PROBLEM DETAILS - Output the data below in full, byte for byte. Nothing may differ.

(Source data)
————————

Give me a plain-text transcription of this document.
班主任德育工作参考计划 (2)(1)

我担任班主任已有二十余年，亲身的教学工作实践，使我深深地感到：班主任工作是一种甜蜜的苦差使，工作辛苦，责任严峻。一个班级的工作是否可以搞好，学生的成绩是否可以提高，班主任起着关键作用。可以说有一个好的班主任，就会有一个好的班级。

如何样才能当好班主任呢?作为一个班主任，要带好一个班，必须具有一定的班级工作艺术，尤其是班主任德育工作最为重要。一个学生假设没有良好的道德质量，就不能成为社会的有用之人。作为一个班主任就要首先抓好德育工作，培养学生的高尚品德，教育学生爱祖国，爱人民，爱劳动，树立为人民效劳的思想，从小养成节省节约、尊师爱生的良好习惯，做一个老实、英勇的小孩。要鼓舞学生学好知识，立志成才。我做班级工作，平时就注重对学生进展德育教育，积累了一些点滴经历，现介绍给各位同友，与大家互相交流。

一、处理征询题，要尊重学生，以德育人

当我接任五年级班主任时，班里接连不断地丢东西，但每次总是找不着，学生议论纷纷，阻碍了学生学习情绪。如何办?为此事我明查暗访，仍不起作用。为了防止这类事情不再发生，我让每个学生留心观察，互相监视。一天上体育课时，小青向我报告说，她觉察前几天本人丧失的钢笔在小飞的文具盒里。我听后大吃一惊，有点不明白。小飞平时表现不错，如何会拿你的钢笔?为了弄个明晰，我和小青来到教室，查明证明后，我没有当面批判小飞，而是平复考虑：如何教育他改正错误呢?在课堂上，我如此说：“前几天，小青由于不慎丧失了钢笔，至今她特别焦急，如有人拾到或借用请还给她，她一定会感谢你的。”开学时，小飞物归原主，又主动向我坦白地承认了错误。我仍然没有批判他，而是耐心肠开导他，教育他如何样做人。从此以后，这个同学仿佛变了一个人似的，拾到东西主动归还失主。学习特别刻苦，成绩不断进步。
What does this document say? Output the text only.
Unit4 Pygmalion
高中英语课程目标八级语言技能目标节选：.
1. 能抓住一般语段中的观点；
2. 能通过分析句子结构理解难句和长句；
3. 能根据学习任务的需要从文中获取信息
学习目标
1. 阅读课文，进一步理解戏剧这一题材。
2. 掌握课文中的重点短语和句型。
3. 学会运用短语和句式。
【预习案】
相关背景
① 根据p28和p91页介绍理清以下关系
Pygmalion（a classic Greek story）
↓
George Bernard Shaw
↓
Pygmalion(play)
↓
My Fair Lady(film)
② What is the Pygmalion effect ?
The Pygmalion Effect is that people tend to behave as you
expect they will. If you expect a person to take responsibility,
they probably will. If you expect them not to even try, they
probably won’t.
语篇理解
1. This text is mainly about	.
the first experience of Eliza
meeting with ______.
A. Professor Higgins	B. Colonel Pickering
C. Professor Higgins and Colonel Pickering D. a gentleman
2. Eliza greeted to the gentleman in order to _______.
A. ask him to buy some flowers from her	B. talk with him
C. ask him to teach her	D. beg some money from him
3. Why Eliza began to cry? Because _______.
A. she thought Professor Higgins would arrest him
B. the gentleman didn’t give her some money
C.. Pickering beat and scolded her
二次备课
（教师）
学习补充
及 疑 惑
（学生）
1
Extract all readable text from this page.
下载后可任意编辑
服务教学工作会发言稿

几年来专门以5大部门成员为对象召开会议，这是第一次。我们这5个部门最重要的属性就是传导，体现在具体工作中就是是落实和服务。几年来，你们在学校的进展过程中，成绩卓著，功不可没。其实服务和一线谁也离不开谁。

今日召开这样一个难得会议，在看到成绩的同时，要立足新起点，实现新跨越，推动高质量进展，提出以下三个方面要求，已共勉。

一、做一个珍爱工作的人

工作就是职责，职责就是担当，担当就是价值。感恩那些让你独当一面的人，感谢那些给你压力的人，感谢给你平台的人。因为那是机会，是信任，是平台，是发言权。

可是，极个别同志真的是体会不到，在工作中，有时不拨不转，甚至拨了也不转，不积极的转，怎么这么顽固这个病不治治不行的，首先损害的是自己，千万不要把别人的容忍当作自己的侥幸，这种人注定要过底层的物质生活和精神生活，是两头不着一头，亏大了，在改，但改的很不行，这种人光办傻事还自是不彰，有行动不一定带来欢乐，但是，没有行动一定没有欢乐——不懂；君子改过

————————

TASK RESPONSE -
Give me a plain-text transcription of this document.
班主任德育工作参考计划 (2)(1)

我担任班主任已有二十余年，亲身的教学工作实践，使我深深地感到：班主任工作是一种甜蜜的苦差使，工作辛苦，责任严峻。一个班级的工作是否可以搞好，学生的成绩是否可以提高，班主任起着关键作用。可以说有一个好的班主任，就会有一个好的班级。

如何样才能当好班主任呢?作为一个班主任，要带好一个班，必须具有一定的班级工作艺术，尤其是班主任德育工作最为重要。一个学生假设没有良好的道德质量，就不能成为社会的有用之人。作为一个班主任就要首先抓好德育工作，培养学生的高尚品德，教育学生爱祖国，爱人民，爱劳动，树立为人民效劳的思想，从小养成节省节约、尊师爱生的良好习惯，做一个老实、英勇的小孩。要鼓舞学生学好知识，立志成才。我做班级工作，平时就注重对学生进展德育教育，积累了一些点滴经历，现介绍给各位同友，与大家互相交流。

一、处理征询题，要尊重学生，以德育人

当我接任五年级班主任时，班里接连不断地丢东西，但每次总是找不着，学生议论纷纷，阻碍了学生学习情绪。如何办?为此事我明查暗访，仍不起作用。为了防止这类事情不再发生，我让每个学生留心观察，互相监视。一天上体育课时，小青向我报告说，她觉察前几天本人丧失的钢笔在小飞的文具盒里。我听后大吃一惊，有点不明白。小飞平时表现不错，如何会拿你的钢笔?为了弄个明晰，我和小青来到教室，查明证明后，我没有当面批判小飞，而是平复考虑：如何教育他改正错误呢?在课堂上，我如此说：“前几天，小青由于不慎丧失了钢笔，至今她特别焦急，如有人拾到或借用请还给她，她一定会感谢你的。”开学时，小飞物归原主，又主动向我坦白地承认了错误。我仍然没有批判他，而是耐心肠开导他，教育他如何样做人。从此以后，这个同学仿佛变了一个人似的，拾到东西主动归还失主。学习特别刻苦，成绩不断进步。
What does this document say? Output the text only.
Unit4 Pygmalion
高中英语课程目标八级语言技能目标节选：.
1. 能抓住一般语段中的观点；
2. 能通过分析句子结构理解难句和长句；
3. 能根据学习任务的需要从文中获取信息
学习目标
1. 阅读课文，进一步理解戏剧这一题材。
2. 掌握课文中的重点短语和句型。
3. 学会运用短语和句式。
【预习案】
相关背景
① 根据p28和p91页介绍理清以下关系
Pygmalion（a classic Greek story）
↓
George Bernard Shaw
↓
Pygmalion(play)
↓
My Fair Lady(film)
② What is the Pygmalion effect ?
The Pygmalion Effect is that people tend to behave as you
expect they will. If you expect a person to take responsibility,
they probably will. If you expect them not to even try, they
probably won’t.
语篇理解
1. This text is mainly about	.
the first experience of Eliza
meeting with ______.
A. Professor Higgins	B. Colonel Pickering
C. Professor Higgins and Colonel Pickering D. a gentleman
2. Eliza greeted to the gentleman in order to _______.
A. ask him to buy some flowers from her	B. talk with him
C. ask him to teach her	D. beg some money from him
3. Why Eliza began to cry? Because _______.
A. she thought Professor Higgins would arrest him
B. the gentleman didn’t give her some money
C.. Pickering beat and scolded her
二次备课
（教师）
学习补充
及 疑 惑
（学生）
1
Extract all readable text from this page.
下载后可任意编辑
服务教学工作会发言稿

几年来专门以5大部门成员为对象召开会议，这是第一次。我们这5个部门最重要的属性就是传导，体现在具体工作中就是是落实和服务。几年来，你们在学校的进展过程中，成绩卓著，功不可没。其实服务和一线谁也离不开谁。

今日召开这样一个难得会议，在看到成绩的同时，要立足新起点，实现新跨越，推动高质量进展，提出以下三个方面要求，已共勉。

一、做一个珍爱工作的人

工作就是职责，职责就是担当，担当就是价值。感恩那些让你独当一面的人，感谢那些给你压力的人，感谢给你平台的人。因为那是机会，是信任，是平台，是发言权。

可是，极个别同志真的是体会不到，在工作中，有时不拨不转，甚至拨了也不转，不积极的转，怎么这么顽固这个病不治治不行的，首先损害的是自己，千万不要把别人的容忍当作自己的侥幸，这种人注定要过底层的物质生活和精神生活，是两头不着一头，亏大了，在改，但改的很不行，这种人光办傻事还自是不彰，有行动不一定带来欢乐，但是，没有行动一定没有欢乐——不懂；君子改过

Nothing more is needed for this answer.